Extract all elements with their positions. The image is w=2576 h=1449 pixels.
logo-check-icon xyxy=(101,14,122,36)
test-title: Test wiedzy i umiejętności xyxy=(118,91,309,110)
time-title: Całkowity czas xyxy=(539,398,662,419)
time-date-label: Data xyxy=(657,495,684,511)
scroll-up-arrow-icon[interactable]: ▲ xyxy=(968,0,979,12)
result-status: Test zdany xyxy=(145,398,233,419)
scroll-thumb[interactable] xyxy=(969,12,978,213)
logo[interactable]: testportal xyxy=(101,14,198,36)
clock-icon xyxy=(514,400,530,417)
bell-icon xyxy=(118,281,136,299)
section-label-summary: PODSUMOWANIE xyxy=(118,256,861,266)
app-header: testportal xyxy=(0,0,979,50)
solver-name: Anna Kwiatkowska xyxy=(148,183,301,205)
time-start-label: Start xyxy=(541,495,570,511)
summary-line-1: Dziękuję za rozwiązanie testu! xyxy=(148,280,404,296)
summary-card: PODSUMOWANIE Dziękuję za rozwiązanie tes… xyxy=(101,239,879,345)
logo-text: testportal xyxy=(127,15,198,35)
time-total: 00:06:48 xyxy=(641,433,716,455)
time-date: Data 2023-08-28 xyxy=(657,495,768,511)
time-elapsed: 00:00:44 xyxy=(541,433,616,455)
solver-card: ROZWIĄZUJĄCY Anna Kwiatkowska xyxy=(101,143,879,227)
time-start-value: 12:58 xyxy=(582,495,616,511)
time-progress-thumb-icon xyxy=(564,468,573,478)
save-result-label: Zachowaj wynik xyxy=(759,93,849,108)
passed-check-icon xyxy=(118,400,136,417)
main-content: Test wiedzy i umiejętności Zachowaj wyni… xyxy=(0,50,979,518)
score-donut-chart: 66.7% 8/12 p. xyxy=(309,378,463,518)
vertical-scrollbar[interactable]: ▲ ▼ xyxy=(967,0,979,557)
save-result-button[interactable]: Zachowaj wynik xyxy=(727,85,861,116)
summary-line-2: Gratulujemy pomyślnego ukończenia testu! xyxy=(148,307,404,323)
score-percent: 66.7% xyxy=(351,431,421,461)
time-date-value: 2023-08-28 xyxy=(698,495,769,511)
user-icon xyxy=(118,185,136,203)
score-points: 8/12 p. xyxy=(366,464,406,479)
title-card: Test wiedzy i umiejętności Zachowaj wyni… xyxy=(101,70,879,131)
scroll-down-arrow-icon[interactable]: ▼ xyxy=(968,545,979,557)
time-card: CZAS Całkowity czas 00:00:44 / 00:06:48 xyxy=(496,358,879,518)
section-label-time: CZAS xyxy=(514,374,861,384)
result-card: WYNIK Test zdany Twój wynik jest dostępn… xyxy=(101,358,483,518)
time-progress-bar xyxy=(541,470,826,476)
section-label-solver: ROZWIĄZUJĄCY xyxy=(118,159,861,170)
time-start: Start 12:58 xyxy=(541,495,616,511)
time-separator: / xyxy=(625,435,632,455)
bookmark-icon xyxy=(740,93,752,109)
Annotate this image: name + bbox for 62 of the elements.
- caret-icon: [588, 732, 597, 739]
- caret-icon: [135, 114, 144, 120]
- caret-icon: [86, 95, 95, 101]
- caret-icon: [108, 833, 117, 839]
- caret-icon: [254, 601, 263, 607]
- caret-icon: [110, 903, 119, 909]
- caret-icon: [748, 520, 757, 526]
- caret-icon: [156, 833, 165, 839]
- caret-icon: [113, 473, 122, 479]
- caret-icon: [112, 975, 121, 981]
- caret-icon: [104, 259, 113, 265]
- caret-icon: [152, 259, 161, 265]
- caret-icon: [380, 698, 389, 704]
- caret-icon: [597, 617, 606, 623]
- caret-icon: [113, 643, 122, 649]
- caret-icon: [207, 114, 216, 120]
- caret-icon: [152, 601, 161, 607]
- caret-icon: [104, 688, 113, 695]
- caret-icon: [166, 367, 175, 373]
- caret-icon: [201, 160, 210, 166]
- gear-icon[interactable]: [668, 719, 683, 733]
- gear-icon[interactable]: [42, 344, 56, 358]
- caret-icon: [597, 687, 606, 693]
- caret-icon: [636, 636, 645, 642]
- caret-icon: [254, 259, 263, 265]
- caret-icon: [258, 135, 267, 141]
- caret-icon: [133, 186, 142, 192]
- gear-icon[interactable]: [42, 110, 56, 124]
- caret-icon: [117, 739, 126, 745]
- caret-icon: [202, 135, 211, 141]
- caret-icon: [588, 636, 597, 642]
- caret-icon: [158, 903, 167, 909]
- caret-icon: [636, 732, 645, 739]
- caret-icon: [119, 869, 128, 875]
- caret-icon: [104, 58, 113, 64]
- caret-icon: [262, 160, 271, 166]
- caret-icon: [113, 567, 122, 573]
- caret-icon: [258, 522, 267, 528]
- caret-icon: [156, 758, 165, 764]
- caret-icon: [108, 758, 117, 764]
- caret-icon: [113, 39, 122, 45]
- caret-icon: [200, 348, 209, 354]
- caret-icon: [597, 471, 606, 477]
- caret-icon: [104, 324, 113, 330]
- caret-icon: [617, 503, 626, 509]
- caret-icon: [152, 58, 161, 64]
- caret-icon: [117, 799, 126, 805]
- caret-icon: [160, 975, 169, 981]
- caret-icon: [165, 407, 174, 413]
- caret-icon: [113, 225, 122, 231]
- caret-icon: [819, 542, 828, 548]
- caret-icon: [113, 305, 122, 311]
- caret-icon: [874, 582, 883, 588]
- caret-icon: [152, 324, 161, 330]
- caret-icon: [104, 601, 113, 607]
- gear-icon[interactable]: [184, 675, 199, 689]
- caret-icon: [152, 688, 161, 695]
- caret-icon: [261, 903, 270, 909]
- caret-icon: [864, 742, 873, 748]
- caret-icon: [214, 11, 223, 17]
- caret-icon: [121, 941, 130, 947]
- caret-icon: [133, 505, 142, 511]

════════════════

§ **Instruction**:
Repeat the listing above line for line, without changing anything.

§ **Response**:
Extract all elements with their positions. The image is w=2576 h=1449 pixels.
logo-check-icon xyxy=(101,14,122,36)
test-title: Test wiedzy i umiejętności xyxy=(118,91,309,110)
time-title: Całkowity czas xyxy=(539,398,662,419)
time-date-label: Data xyxy=(657,495,684,511)
scroll-up-arrow-icon[interactable]: ▲ xyxy=(968,0,979,12)
result-status: Test zdany xyxy=(145,398,233,419)
scroll-thumb[interactable] xyxy=(969,12,978,213)
logo[interactable]: testportal xyxy=(101,14,198,36)
clock-icon xyxy=(514,400,530,417)
bell-icon xyxy=(118,281,136,299)
section-label-summary: PODSUMOWANIE xyxy=(118,256,861,266)
app-header: testportal xyxy=(0,0,979,50)
solver-name: Anna Kwiatkowska xyxy=(148,183,301,205)
time-start-label: Start xyxy=(541,495,570,511)
summary-line-1: Dziękuję za rozwiązanie testu! xyxy=(148,280,404,296)
summary-card: PODSUMOWANIE Dziękuję za rozwiązanie tes… xyxy=(101,239,879,345)
logo-text: testportal xyxy=(127,15,198,35)
time-total: 00:06:48 xyxy=(641,433,716,455)
time-date: Data 2023-08-28 xyxy=(657,495,768,511)
time-elapsed: 00:00:44 xyxy=(541,433,616,455)
solver-card: ROZWIĄZUJĄCY Anna Kwiatkowska xyxy=(101,143,879,227)
time-start-value: 12:58 xyxy=(582,495,616,511)
time-progress-thumb-icon xyxy=(564,468,573,478)
save-result-label: Zachowaj wynik xyxy=(759,93,849,108)
passed-check-icon xyxy=(118,400,136,417)
main-content: Test wiedzy i umiejętności Zachowaj wyni… xyxy=(0,50,979,518)
score-donut-chart: 66.7% 8/12 p. xyxy=(309,378,463,518)
vertical-scrollbar[interactable]: ▲ ▼ xyxy=(967,0,979,557)
save-result-button[interactable]: Zachowaj wynik xyxy=(727,85,861,116)
summary-line-2: Gratulujemy pomyślnego ukończenia testu! xyxy=(148,307,404,323)
score-percent: 66.7% xyxy=(351,431,421,461)
time-date-value: 2023-08-28 xyxy=(698,495,769,511)
user-icon xyxy=(118,185,136,203)
score-points: 8/12 p. xyxy=(366,464,406,479)
title-card: Test wiedzy i umiejętności Zachowaj wyni… xyxy=(101,70,879,131)
scroll-down-arrow-icon[interactable]: ▼ xyxy=(968,545,979,557)
time-card: CZAS Całkowity czas 00:00:44 / 00:06:48 xyxy=(496,358,879,518)
section-label-time: CZAS xyxy=(514,374,861,384)
result-card: WYNIK Test zdany Twój wynik jest dostępn… xyxy=(101,358,483,518)
time-progress-bar xyxy=(541,470,826,476)
section-label-solver: ROZWIĄZUJĄCY xyxy=(118,159,861,170)
time-start: Start 12:58 xyxy=(541,495,616,511)
time-separator: / xyxy=(625,435,632,455)
bookmark-icon xyxy=(740,93,752,109)
Annotate this image: name + bbox for 62 of the elements.
- caret-icon: [588, 732, 597, 739]
- caret-icon: [135, 114, 144, 120]
- caret-icon: [86, 95, 95, 101]
- caret-icon: [108, 833, 117, 839]
- caret-icon: [254, 601, 263, 607]
- caret-icon: [110, 903, 119, 909]
- caret-icon: [748, 520, 757, 526]
- caret-icon: [156, 833, 165, 839]
- caret-icon: [113, 473, 122, 479]
- caret-icon: [112, 975, 121, 981]
- caret-icon: [104, 259, 113, 265]
- caret-icon: [152, 259, 161, 265]
- caret-icon: [380, 698, 389, 704]
- caret-icon: [597, 617, 606, 623]
- caret-icon: [113, 643, 122, 649]
- caret-icon: [207, 114, 216, 120]
- caret-icon: [152, 601, 161, 607]
- caret-icon: [104, 688, 113, 695]
- caret-icon: [166, 367, 175, 373]
- caret-icon: [201, 160, 210, 166]
- gear-icon[interactable]: [668, 719, 683, 733]
- gear-icon[interactable]: [42, 344, 56, 358]
- caret-icon: [597, 687, 606, 693]
- caret-icon: [636, 636, 645, 642]
- caret-icon: [254, 259, 263, 265]
- caret-icon: [258, 135, 267, 141]
- caret-icon: [133, 186, 142, 192]
- gear-icon[interactable]: [42, 110, 56, 124]
- caret-icon: [117, 739, 126, 745]
- caret-icon: [202, 135, 211, 141]
- caret-icon: [588, 636, 597, 642]
- caret-icon: [158, 903, 167, 909]
- caret-icon: [636, 732, 645, 739]
- caret-icon: [119, 869, 128, 875]
- caret-icon: [104, 58, 113, 64]
- caret-icon: [262, 160, 271, 166]
- caret-icon: [113, 567, 122, 573]
- caret-icon: [258, 522, 267, 528]
- caret-icon: [156, 758, 165, 764]
- caret-icon: [108, 758, 117, 764]
- caret-icon: [113, 39, 122, 45]
- caret-icon: [200, 348, 209, 354]
- caret-icon: [597, 471, 606, 477]
- caret-icon: [104, 324, 113, 330]
- caret-icon: [617, 503, 626, 509]
- caret-icon: [152, 58, 161, 64]
- caret-icon: [117, 799, 126, 805]
- caret-icon: [160, 975, 169, 981]
- caret-icon: [165, 407, 174, 413]
- caret-icon: [113, 225, 122, 231]
- caret-icon: [819, 542, 828, 548]
- caret-icon: [113, 305, 122, 311]
- caret-icon: [874, 582, 883, 588]
- caret-icon: [152, 324, 161, 330]
- caret-icon: [104, 601, 113, 607]
- gear-icon[interactable]: [184, 675, 199, 689]
- caret-icon: [152, 688, 161, 695]
- caret-icon: [261, 903, 270, 909]
- caret-icon: [864, 742, 873, 748]
- caret-icon: [214, 11, 223, 17]
- caret-icon: [121, 941, 130, 947]
- caret-icon: [133, 505, 142, 511]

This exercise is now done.